Collect the lines of the entries where "ساعت" shows up.

━━━

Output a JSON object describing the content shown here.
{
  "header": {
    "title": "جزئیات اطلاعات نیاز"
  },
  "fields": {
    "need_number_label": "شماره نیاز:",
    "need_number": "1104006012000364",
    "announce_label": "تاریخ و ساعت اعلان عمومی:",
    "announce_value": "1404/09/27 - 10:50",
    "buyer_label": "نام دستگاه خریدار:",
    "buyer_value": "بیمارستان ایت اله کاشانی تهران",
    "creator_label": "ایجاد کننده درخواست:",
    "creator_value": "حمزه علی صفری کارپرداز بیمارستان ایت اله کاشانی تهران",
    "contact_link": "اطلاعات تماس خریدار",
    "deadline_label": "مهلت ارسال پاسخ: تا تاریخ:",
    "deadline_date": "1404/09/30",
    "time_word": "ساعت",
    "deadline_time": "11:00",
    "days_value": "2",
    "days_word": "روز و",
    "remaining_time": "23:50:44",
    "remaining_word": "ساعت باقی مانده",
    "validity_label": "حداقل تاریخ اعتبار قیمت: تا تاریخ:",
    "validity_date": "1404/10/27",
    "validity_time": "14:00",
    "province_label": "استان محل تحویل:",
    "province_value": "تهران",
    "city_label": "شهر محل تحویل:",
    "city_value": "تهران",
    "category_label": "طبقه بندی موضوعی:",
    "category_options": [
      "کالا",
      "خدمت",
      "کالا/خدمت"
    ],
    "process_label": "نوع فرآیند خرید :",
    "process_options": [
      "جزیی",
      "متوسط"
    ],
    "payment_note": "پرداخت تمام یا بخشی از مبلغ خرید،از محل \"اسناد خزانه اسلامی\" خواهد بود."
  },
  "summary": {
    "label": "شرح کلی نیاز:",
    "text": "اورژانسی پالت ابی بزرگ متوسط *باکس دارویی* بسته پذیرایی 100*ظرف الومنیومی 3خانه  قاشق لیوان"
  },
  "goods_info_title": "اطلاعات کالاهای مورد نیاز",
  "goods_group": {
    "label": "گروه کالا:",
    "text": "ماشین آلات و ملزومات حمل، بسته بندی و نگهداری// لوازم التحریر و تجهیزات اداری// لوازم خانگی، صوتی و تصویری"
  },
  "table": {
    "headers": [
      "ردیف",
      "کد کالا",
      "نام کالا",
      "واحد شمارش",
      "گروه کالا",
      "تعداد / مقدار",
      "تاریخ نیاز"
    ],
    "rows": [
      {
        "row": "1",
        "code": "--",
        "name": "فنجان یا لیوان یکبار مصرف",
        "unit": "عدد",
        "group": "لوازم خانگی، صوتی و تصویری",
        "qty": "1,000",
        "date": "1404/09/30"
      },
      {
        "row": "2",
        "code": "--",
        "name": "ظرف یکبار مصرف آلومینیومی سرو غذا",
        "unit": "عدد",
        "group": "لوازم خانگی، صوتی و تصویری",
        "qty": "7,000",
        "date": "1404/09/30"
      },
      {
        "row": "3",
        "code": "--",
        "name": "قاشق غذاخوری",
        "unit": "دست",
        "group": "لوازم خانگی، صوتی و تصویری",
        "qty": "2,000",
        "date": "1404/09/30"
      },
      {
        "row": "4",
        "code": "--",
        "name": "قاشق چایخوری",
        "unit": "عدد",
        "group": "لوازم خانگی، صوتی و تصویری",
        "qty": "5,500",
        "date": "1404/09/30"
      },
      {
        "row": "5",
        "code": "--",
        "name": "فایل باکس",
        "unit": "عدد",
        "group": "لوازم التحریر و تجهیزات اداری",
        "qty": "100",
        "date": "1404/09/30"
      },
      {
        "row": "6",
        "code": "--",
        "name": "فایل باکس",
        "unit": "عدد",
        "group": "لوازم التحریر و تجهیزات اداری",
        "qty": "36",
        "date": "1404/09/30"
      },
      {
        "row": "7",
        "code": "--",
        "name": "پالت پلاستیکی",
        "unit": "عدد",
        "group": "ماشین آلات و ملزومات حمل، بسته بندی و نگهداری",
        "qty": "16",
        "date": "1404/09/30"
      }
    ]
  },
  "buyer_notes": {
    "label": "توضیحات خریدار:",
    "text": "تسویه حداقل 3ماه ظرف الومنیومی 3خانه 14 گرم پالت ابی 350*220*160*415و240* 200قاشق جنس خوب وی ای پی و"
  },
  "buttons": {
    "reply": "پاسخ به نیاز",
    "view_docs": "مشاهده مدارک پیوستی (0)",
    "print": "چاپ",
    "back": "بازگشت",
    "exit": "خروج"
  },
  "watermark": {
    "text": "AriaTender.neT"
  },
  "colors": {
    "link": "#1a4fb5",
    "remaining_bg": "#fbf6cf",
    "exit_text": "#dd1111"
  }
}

━━━

• **WORKED SOLUTION**
    "announce_label": "تاریخ و ساعت اعلان عمومی:",
    "time_word": "ساعت",
    "remaining_word": "ساعت باقی مانده",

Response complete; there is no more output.